START Material for the task

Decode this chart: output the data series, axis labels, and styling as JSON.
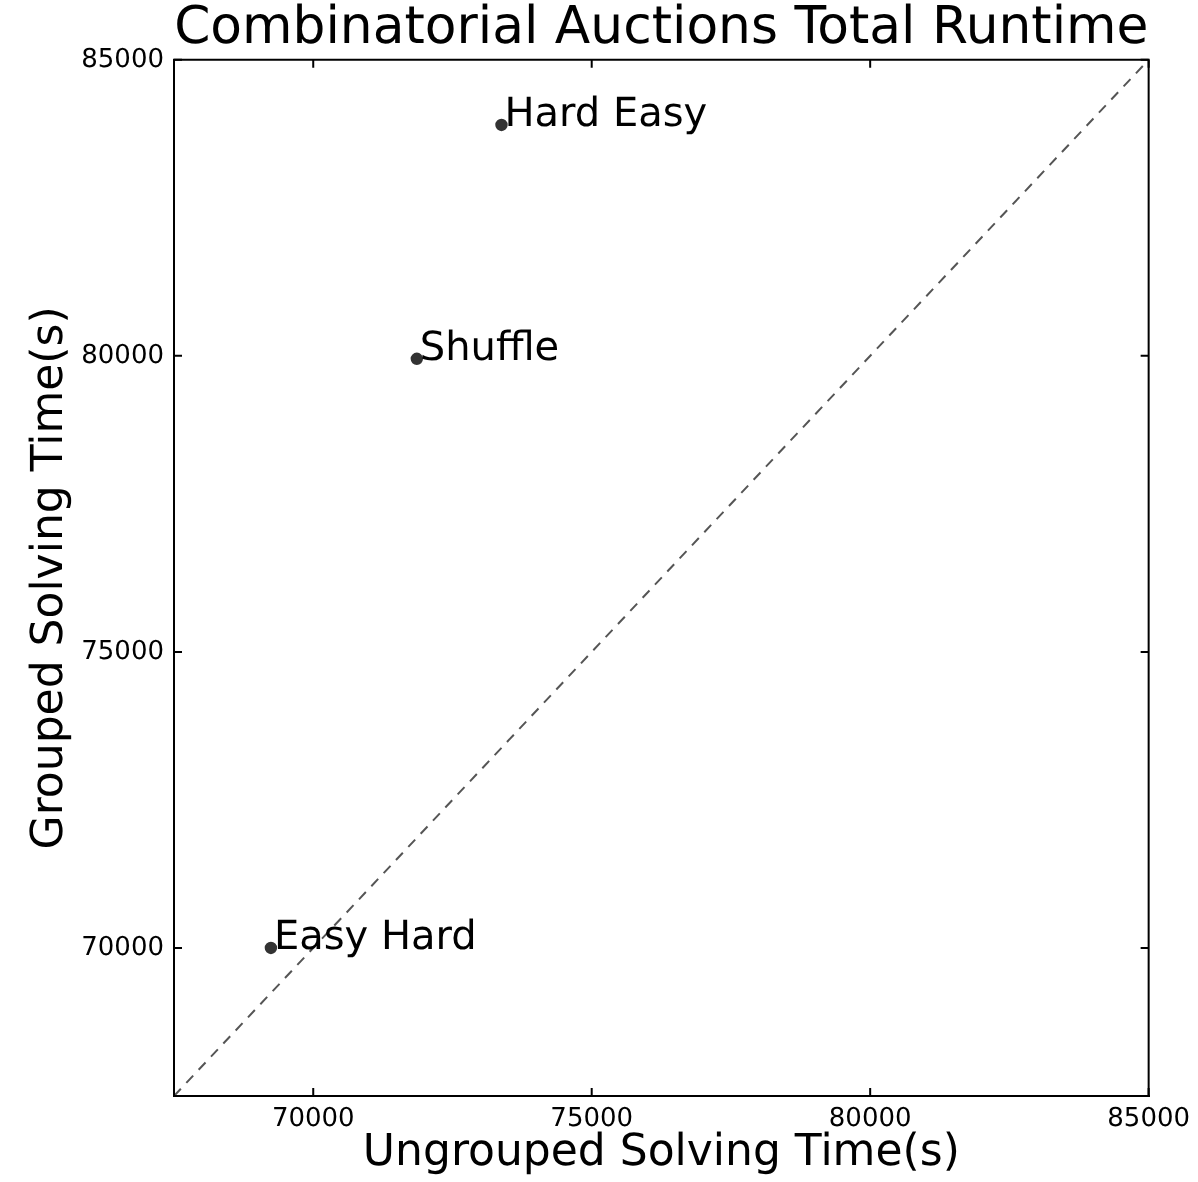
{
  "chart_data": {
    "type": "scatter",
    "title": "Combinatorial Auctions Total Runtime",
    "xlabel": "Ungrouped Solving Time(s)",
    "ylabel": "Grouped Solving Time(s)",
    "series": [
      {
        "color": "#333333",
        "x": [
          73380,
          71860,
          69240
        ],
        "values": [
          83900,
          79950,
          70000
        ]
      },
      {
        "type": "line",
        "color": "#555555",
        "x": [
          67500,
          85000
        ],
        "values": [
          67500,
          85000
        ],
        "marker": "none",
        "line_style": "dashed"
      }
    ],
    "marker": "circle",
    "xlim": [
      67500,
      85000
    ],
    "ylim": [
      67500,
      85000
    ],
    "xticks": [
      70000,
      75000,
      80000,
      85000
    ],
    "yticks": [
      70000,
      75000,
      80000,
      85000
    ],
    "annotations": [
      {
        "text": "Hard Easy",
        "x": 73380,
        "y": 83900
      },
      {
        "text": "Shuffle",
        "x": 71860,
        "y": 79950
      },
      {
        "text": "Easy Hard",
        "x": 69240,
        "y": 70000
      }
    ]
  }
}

END Material for the task

Exercise details =
Repeat the material above word for word and skip every image in it.

Solved exercise =
Decode this chart: output the data series, axis labels, and styling as JSON.
{
  "chart_data": {
    "type": "scatter",
    "title": "Combinatorial Auctions Total Runtime",
    "xlabel": "Ungrouped Solving Time(s)",
    "ylabel": "Grouped Solving Time(s)",
    "series": [
      {
        "color": "#333333",
        "x": [
          73380,
          71860,
          69240
        ],
        "values": [
          83900,
          79950,
          70000
        ]
      },
      {
        "type": "line",
        "color": "#555555",
        "x": [
          67500,
          85000
        ],
        "values": [
          67500,
          85000
        ],
        "marker": "none",
        "line_style": "dashed"
      }
    ],
    "marker": "circle",
    "xlim": [
      67500,
      85000
    ],
    "ylim": [
      67500,
      85000
    ],
    "xticks": [
      70000,
      75000,
      80000,
      85000
    ],
    "yticks": [
      70000,
      75000,
      80000,
      85000
    ],
    "annotations": [
      {
        "text": "Hard Easy",
        "x": 73380,
        "y": 83900
      },
      {
        "text": "Shuffle",
        "x": 71860,
        "y": 79950
      },
      {
        "text": "Easy Hard",
        "x": 69240,
        "y": 70000
      }
    ]
  }
}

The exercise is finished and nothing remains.